(Listed entries)
###

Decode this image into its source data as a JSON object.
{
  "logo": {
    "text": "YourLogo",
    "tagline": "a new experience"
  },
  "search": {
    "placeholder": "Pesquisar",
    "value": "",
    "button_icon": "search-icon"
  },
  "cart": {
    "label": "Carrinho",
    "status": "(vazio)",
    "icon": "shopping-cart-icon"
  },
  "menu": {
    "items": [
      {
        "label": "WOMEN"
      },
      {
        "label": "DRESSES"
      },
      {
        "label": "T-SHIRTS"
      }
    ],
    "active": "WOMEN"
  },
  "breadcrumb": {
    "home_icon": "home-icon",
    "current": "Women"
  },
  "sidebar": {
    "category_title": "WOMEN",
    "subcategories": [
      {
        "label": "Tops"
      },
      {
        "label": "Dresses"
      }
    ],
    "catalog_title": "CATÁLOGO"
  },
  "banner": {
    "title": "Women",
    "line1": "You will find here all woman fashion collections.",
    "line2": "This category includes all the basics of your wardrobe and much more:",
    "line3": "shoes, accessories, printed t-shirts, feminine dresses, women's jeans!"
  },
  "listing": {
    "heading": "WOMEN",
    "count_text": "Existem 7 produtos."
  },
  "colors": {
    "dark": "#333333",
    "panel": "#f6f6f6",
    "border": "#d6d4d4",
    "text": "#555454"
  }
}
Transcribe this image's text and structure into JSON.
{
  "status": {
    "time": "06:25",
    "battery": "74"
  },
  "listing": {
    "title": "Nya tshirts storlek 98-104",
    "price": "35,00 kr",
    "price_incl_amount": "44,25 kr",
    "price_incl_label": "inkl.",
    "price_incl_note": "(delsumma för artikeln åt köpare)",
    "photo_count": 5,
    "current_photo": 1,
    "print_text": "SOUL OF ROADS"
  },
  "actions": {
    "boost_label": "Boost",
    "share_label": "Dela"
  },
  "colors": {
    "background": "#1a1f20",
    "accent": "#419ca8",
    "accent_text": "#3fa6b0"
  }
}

###

(To be done) Reproduce the material verbatim, line by line.

(Output below)
Decode this image into its source data as a JSON object.
{
  "logo": {
    "text": "YourLogo",
    "tagline": "a new experience"
  },
  "search": {
    "placeholder": "Pesquisar",
    "value": "",
    "button_icon": "search-icon"
  },
  "cart": {
    "label": "Carrinho",
    "status": "(vazio)",
    "icon": "shopping-cart-icon"
  },
  "menu": {
    "items": [
      {
        "label": "WOMEN"
      },
      {
        "label": "DRESSES"
      },
      {
        "label": "T-SHIRTS"
      }
    ],
    "active": "WOMEN"
  },
  "breadcrumb": {
    "home_icon": "home-icon",
    "current": "Women"
  },
  "sidebar": {
    "category_title": "WOMEN",
    "subcategories": [
      {
        "label": "Tops"
      },
      {
        "label": "Dresses"
      }
    ],
    "catalog_title": "CATÁLOGO"
  },
  "banner": {
    "title": "Women",
    "line1": "You will find here all woman fashion collections.",
    "line2": "This category includes all the basics of your wardrobe and much more:",
    "line3": "shoes, accessories, printed t-shirts, feminine dresses, women's jeans!"
  },
  "listing": {
    "heading": "WOMEN",
    "count_text": "Existem 7 produtos."
  },
  "colors": {
    "dark": "#333333",
    "panel": "#f6f6f6",
    "border": "#d6d4d4",
    "text": "#555454"
  }
}
Transcribe this image's text and structure into JSON.
{
  "status": {
    "time": "06:25",
    "battery": "74"
  },
  "listing": {
    "title": "Nya tshirts storlek 98-104",
    "price": "35,00 kr",
    "price_incl_amount": "44,25 kr",
    "price_incl_label": "inkl.",
    "price_incl_note": "(delsumma för artikeln åt köpare)",
    "photo_count": 5,
    "current_photo": 1,
    "print_text": "SOUL OF ROADS"
  },
  "actions": {
    "boost_label": "Boost",
    "share_label": "Dela"
  },
  "colors": {
    "background": "#1a1f20",
    "accent": "#419ca8",
    "accent_text": "#3fa6b0"
  }
}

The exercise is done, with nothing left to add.